--- Begin DOCUMENT PASSAGE ---

From Casetext: Smarter Legal Research

Choinski v. 115 W. 69, LLC

SUPREME COURT OF THE STATE OF NEW YORK COUNTY OF NEW YORK : PART 32
May 5, 2016
2016 N.Y. Slip Op. 30836 (N.Y. Sup. Ct. 2016)

Opinion

Index No. 158242/13 TP Index No. 595143/15

05-05-2016

WOJCIECH CHOINSKI, Plaintiff, v. 115 WEST 69, LLC, AISYRK CO., INC. Defendants. 115 WEST 69, LLC Third Party Plaintiff, v. MOULIN & ASSOCIATES, INC. Third Party Defendant.


Motion Seq: 003

DECISION/ORDER
ARLENE P. BLUTH, JSC

The motion by third party defendant, Moulin & Associates, Inc. (Moulin), for summary judgment and to dismiss the third party-complaint is granted. Defendant 115 West 69, LLC's (115 West) cross-motion for summary judgment dismissing plaintiff's complaint is granted. Plaintiff's cross-motion to amend the complaint to add Moulin as a direct defendant is granted.

Background

This action arises out of alleged injuries suffered by plaintiff on July 25, 2013 while he was working at premises owned by defendant 115 West. Plaintiff was a junior mechanic for non-party Citron Brothers Plumbing & Heating (Citron). Citron was hired to assist with the renovation of a townhouse owned by 115 West, which was being renovated from a five story townhouse into a one family home. The sole shareholders of 115 West are Mike and Maria Paskowitz. Moulin signed a contract with the Paskowitzs whereby Moulin agreed to be the project manager for the townhouse's renovation.

--- End DOCUMENT PASSAGE ---

> _DIRECTIONS_:
**A.** Please repeat the stretch of the court decision from "From Casetext: Smarter" through "Sup. Ct. 2016)".
**B.** Name every party listed in the case caption of the court decision.
**C.** According to the court decision, on what date was the plaintiff allegedly injured?

--- Begin GIVEN RECORDS ---

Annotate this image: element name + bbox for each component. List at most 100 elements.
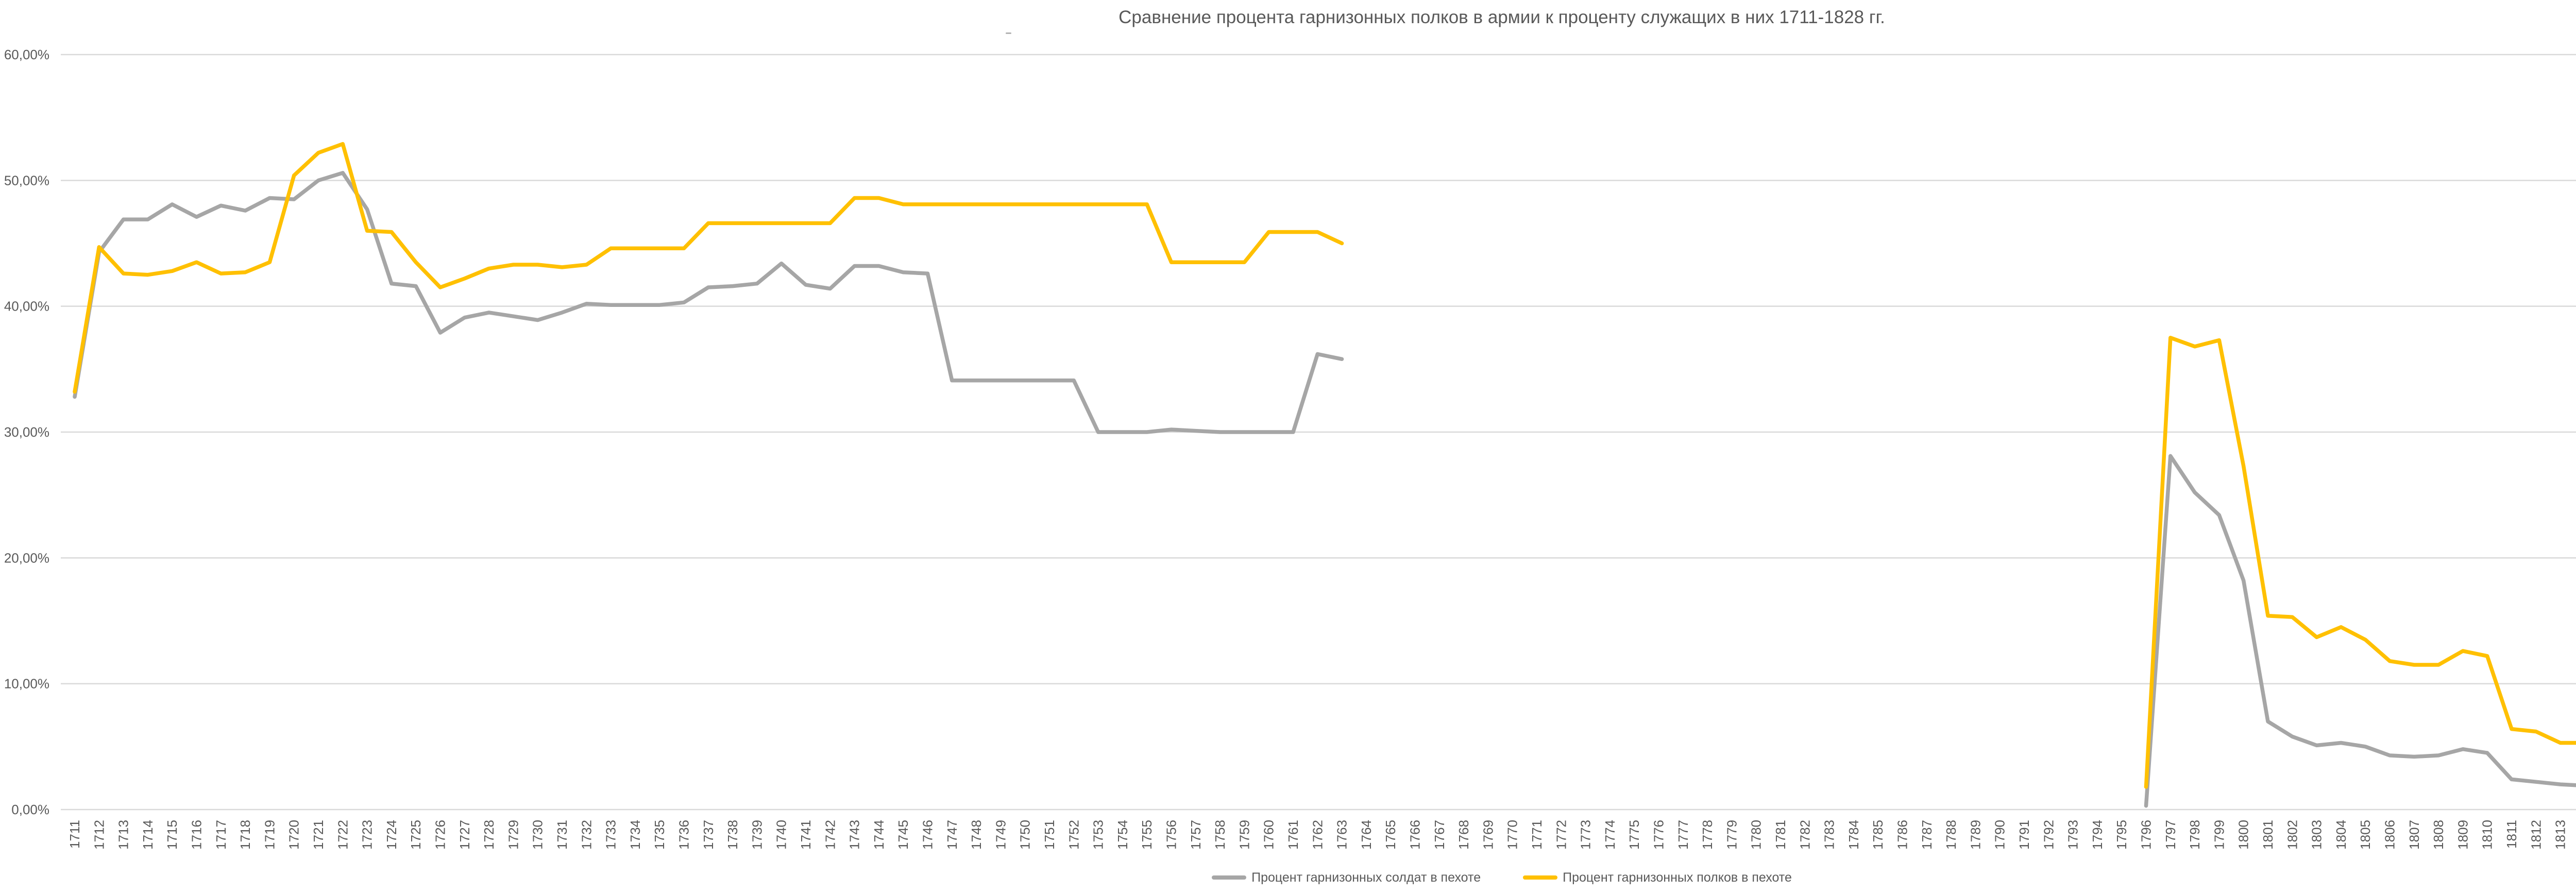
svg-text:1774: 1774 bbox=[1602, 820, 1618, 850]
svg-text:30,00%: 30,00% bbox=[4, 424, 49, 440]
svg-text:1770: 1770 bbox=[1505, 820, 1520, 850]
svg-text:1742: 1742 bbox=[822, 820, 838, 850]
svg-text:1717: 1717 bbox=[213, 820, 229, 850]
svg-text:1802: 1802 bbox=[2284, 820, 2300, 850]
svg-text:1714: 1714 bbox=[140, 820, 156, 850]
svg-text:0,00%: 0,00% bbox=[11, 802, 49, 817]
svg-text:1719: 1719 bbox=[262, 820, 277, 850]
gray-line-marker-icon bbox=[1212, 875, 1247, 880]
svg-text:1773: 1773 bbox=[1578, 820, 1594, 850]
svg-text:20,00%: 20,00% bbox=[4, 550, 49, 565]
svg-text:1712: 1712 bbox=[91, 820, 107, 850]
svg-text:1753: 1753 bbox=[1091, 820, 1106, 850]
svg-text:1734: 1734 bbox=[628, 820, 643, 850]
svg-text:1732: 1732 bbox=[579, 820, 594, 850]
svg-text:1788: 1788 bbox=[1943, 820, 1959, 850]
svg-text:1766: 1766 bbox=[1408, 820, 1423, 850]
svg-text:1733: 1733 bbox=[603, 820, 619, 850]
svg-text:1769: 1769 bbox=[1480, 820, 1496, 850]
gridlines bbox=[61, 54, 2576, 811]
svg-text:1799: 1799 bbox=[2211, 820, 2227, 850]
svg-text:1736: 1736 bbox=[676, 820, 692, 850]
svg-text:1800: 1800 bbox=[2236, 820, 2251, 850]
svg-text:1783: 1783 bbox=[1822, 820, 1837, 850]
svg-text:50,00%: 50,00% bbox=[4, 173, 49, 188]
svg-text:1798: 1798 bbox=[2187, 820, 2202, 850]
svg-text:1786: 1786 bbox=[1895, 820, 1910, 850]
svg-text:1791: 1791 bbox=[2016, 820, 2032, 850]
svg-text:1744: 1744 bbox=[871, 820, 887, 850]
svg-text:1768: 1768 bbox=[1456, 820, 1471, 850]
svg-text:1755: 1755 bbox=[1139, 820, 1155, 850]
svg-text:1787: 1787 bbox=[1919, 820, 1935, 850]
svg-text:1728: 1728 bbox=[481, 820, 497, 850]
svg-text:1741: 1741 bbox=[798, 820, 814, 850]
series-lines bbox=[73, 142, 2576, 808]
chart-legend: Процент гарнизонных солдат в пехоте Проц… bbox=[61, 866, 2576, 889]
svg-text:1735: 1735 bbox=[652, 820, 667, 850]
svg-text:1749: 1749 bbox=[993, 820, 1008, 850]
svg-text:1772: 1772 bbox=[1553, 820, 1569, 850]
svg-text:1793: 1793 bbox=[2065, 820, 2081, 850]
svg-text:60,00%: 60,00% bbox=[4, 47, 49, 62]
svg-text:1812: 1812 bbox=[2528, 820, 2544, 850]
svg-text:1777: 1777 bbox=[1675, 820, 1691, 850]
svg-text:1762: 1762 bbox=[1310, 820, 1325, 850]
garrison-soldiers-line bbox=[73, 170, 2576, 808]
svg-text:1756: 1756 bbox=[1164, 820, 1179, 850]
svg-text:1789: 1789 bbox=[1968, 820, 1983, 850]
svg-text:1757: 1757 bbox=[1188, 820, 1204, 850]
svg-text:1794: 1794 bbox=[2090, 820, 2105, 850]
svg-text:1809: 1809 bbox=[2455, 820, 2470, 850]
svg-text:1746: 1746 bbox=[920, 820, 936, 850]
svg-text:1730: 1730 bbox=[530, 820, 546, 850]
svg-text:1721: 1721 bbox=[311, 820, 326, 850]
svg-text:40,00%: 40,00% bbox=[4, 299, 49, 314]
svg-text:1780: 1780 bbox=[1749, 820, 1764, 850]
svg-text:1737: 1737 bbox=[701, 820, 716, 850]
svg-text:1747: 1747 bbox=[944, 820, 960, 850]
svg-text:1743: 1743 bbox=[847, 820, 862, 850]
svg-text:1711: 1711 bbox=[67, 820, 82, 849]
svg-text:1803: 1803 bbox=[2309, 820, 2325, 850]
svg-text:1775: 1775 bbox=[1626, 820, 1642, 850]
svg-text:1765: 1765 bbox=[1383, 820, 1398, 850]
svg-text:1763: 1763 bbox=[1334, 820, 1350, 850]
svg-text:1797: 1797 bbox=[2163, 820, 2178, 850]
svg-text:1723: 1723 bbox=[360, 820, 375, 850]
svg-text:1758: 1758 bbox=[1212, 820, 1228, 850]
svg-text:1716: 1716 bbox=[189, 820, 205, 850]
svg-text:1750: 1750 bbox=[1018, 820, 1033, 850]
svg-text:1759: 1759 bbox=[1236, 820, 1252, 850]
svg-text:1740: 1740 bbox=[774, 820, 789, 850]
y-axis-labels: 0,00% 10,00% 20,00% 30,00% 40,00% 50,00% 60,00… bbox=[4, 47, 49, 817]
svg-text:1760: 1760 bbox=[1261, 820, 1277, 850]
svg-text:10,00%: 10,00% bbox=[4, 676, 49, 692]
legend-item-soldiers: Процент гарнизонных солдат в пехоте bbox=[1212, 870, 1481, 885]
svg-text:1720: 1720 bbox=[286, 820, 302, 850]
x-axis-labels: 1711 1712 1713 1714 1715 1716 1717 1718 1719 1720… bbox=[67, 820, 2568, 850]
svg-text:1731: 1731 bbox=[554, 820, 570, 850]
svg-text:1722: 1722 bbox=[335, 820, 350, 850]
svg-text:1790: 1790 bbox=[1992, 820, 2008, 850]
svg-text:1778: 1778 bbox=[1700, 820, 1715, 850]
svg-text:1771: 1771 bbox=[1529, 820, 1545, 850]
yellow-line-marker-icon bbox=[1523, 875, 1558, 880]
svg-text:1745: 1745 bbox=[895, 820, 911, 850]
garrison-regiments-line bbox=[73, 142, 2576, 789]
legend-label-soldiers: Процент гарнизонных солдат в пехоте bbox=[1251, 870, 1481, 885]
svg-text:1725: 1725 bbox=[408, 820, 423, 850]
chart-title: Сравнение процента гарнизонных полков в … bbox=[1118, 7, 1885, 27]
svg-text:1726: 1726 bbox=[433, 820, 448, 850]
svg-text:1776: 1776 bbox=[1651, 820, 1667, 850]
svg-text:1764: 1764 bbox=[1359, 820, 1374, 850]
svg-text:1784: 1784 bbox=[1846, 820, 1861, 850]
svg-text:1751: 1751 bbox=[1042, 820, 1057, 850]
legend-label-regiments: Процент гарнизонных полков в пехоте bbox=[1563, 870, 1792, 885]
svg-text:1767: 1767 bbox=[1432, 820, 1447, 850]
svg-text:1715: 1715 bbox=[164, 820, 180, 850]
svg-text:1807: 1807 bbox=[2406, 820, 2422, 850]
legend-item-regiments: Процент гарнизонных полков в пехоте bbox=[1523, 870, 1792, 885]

--- End GIVEN RECORDS ---

> _RESULTS FOR THE EXERCISE_:
**A.**
From Casetext: Smarter Legal Research

Choinski v. 115 W. 69, LLC

SUPREME COURT OF THE STATE OF NEW YORK COUNTY OF NEW YORK : PART 32
May 5, 2016
2016 N.Y. Slip Op. 30836 (N.Y. Sup. Ct. 2016)

**B.** Wojciech Choinski; 115 West 69, LLC; Aisyrk Co., Inc.; Moulin & Associates, Inc.

**C.** July 25, 2013.